[Saved data entries]

##########

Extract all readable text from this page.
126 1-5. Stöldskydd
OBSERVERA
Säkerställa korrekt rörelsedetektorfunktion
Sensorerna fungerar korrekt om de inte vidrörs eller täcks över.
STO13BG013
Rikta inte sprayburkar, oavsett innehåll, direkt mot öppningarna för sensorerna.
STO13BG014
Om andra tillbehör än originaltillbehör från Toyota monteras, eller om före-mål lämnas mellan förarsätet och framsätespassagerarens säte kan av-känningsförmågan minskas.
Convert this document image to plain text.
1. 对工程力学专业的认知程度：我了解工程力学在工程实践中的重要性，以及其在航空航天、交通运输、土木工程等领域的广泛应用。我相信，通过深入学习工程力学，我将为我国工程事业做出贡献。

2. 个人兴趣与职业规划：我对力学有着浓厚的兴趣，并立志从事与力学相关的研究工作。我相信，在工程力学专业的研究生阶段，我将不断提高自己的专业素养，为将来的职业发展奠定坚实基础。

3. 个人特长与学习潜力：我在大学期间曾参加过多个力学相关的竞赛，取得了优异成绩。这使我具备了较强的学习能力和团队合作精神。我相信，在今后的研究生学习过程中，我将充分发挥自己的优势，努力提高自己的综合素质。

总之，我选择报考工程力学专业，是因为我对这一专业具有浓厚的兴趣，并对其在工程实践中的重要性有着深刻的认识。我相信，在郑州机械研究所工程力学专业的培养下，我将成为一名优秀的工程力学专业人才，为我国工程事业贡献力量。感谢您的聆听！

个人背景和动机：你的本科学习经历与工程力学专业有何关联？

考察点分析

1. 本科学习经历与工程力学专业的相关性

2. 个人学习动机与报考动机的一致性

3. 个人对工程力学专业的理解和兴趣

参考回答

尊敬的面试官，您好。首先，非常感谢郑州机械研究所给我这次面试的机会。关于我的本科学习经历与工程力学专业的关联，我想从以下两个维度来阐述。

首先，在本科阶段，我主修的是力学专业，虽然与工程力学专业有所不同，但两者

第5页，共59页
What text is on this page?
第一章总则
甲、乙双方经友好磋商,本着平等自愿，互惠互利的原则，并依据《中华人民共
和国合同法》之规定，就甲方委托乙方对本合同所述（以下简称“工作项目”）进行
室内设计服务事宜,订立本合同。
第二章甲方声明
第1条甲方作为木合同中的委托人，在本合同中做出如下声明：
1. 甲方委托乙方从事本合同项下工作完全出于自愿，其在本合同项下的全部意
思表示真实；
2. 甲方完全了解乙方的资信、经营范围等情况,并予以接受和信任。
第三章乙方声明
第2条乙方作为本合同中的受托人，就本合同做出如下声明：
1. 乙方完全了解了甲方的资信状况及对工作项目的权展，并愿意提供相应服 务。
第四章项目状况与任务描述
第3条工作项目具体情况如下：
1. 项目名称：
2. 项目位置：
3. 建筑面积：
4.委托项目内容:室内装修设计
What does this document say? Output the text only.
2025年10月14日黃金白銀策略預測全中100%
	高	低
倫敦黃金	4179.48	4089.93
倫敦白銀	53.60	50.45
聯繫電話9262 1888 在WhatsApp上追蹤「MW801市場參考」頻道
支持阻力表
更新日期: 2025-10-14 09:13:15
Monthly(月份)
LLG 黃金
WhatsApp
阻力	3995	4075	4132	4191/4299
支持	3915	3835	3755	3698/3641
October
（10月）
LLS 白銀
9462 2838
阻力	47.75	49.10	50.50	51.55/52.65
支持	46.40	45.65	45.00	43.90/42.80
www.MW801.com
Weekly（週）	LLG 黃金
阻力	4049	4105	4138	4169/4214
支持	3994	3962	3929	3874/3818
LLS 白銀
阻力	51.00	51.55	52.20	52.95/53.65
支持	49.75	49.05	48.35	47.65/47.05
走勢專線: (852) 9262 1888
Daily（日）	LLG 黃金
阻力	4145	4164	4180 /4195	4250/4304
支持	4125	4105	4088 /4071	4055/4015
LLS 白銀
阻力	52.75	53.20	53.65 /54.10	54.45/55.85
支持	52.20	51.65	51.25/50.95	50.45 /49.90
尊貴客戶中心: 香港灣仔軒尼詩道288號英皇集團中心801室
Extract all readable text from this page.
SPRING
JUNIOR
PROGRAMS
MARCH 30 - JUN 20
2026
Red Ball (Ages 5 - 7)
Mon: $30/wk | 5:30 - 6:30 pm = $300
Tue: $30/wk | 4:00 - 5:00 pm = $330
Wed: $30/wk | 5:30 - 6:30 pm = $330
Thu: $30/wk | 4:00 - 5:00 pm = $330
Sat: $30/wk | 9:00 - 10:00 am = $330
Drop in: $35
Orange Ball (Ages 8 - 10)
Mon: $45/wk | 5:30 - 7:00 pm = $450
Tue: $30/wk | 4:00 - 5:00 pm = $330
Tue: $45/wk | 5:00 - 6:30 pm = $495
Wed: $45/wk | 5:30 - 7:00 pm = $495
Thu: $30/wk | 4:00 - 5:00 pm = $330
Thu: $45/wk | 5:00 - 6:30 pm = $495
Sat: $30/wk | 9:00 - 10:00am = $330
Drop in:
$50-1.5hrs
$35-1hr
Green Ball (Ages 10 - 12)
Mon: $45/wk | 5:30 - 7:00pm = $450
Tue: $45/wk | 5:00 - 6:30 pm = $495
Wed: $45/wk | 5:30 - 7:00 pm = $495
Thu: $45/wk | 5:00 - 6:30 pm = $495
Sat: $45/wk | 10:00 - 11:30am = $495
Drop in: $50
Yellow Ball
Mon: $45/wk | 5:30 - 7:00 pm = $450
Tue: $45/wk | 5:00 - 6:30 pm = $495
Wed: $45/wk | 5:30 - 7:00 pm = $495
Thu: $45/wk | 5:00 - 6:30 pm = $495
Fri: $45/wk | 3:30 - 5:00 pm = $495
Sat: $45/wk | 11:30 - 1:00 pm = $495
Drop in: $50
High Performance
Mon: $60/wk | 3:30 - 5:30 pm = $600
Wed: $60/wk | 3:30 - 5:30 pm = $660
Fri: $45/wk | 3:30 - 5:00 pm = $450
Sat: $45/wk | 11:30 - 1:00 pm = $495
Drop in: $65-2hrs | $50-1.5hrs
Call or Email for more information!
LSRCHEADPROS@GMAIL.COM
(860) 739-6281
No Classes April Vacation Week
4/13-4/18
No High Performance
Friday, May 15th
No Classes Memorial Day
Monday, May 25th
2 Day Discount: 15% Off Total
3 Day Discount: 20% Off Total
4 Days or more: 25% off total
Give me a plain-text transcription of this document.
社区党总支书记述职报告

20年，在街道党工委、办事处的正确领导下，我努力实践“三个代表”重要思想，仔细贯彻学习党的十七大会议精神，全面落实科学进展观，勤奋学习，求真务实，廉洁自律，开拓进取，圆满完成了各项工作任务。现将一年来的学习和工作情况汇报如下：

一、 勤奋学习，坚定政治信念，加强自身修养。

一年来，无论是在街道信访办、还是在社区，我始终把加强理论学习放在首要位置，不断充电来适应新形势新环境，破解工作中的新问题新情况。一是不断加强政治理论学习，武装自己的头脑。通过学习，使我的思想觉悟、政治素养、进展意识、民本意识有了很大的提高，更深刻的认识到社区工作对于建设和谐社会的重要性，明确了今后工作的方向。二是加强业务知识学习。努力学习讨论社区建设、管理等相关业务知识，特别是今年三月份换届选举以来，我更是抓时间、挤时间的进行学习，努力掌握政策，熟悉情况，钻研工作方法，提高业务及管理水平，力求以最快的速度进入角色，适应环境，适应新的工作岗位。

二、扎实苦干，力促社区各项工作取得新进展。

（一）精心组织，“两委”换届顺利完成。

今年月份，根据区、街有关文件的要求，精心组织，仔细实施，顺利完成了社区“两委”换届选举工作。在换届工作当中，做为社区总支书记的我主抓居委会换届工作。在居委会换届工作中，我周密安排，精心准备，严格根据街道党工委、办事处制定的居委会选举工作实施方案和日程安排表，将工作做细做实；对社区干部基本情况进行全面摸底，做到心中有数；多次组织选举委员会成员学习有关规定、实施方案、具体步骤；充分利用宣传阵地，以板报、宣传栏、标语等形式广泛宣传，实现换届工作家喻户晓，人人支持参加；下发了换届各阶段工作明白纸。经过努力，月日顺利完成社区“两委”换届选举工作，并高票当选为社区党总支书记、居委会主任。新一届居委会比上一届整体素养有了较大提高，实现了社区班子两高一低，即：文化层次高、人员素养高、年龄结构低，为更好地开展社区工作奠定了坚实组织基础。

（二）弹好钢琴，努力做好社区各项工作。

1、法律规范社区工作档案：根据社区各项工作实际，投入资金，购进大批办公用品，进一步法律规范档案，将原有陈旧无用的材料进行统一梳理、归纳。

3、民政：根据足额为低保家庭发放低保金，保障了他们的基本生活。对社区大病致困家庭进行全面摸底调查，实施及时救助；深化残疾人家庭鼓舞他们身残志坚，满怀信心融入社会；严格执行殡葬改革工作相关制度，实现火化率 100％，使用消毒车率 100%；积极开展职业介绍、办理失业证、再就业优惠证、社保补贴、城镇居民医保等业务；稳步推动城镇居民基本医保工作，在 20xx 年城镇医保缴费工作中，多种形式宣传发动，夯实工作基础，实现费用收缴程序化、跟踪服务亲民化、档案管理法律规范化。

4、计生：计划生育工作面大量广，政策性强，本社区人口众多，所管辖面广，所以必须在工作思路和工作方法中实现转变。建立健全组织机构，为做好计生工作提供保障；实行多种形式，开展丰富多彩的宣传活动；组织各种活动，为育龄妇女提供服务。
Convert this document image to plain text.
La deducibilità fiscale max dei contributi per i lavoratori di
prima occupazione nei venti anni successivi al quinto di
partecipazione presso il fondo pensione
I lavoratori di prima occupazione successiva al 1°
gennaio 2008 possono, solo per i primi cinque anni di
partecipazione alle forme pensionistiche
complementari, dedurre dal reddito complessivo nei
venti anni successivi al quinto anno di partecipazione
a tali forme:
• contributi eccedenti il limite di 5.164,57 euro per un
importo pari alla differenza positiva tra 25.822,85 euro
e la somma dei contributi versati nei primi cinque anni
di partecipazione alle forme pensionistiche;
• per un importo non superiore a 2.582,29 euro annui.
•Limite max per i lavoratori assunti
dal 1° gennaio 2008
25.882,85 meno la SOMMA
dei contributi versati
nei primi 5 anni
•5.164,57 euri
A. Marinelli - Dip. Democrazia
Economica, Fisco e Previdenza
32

##########

Copy each line of the listing in which the word "Performance" can be found.

High Performance
No High Performance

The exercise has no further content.